> **Dataset rows**
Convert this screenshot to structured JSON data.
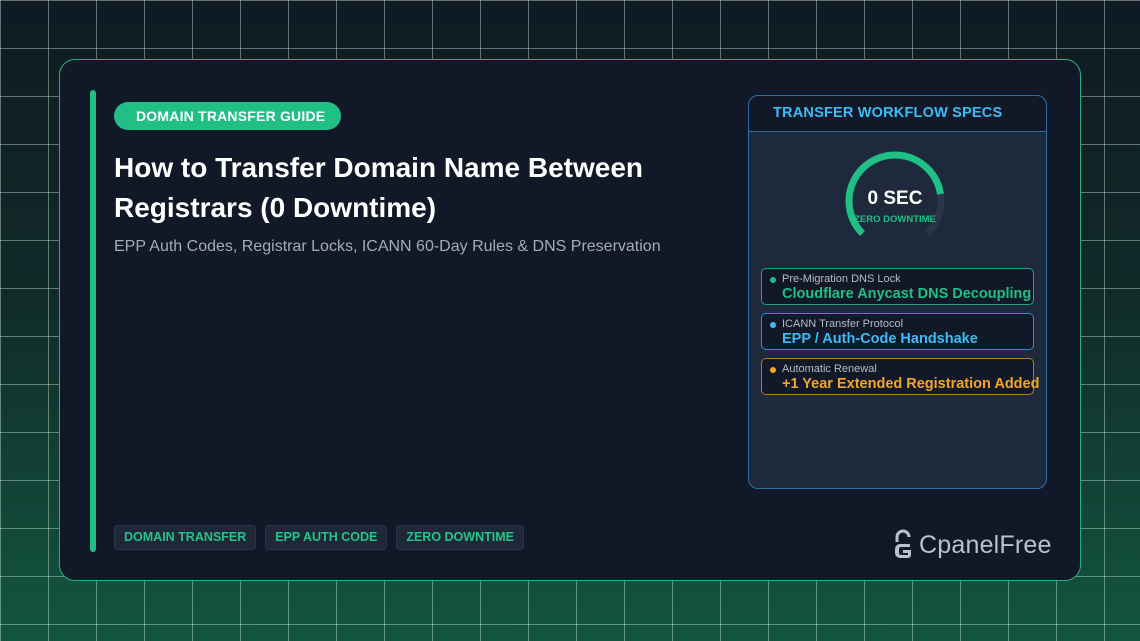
{
  "badge": "DOMAIN TRANSFER GUIDE",
  "title": "How to Transfer Domain Name Between Registrars (0 Downtime)",
  "subtitle": "EPP Auth Codes, Registrar Locks, ICANN 60-Day Rules & DNS Preservation",
  "tags": [
    "DOMAIN TRANSFER",
    "EPP AUTH CODE",
    "ZERO DOWNTIME"
  ],
  "panel": {
    "header": "TRANSFER WORKFLOW SPECS",
    "gauge": {
      "value": "0 SEC",
      "label": "ZERO DOWNTIME",
      "fill_fraction": 0.8
    },
    "specs": [
      {
        "label": "Pre-Migration DNS Lock",
        "value": "Cloudflare Anycast DNS Decoupling",
        "color": "#1fbf86"
      },
      {
        "label": "ICANN Transfer Protocol",
        "value": "EPP / Auth-Code Handshake",
        "color": "#38bdf8"
      },
      {
        "label": "Automatic Renewal",
        "value": "+1 Year Extended Registration Added",
        "color": "#f5a524"
      }
    ]
  },
  "logo": {
    "text": "CpanelFree",
    "icon": "padlock-icon"
  },
  "colors": {
    "accent": "#1fbf86",
    "blue": "#38bdf8",
    "orange": "#f5a524",
    "card": "#111827"
  }
}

> **The request**
The data above should be repeated exactly, minus any pictures.

> **Result of this exercise**
Convert this screenshot to structured JSON data.
{
  "badge": "DOMAIN TRANSFER GUIDE",
  "title": "How to Transfer Domain Name Between Registrars (0 Downtime)",
  "subtitle": "EPP Auth Codes, Registrar Locks, ICANN 60-Day Rules & DNS Preservation",
  "tags": [
    "DOMAIN TRANSFER",
    "EPP AUTH CODE",
    "ZERO DOWNTIME"
  ],
  "panel": {
    "header": "TRANSFER WORKFLOW SPECS",
    "gauge": {
      "value": "0 SEC",
      "label": "ZERO DOWNTIME",
      "fill_fraction": 0.8
    },
    "specs": [
      {
        "label": "Pre-Migration DNS Lock",
        "value": "Cloudflare Anycast DNS Decoupling",
        "color": "#1fbf86"
      },
      {
        "label": "ICANN Transfer Protocol",
        "value": "EPP / Auth-Code Handshake",
        "color": "#38bdf8"
      },
      {
        "label": "Automatic Renewal",
        "value": "+1 Year Extended Registration Added",
        "color": "#f5a524"
      }
    ]
  },
  "logo": {
    "text": "CpanelFree",
    "icon": "padlock-icon"
  },
  "colors": {
    "accent": "#1fbf86",
    "blue": "#38bdf8",
    "orange": "#f5a524",
    "card": "#111827"
  }
}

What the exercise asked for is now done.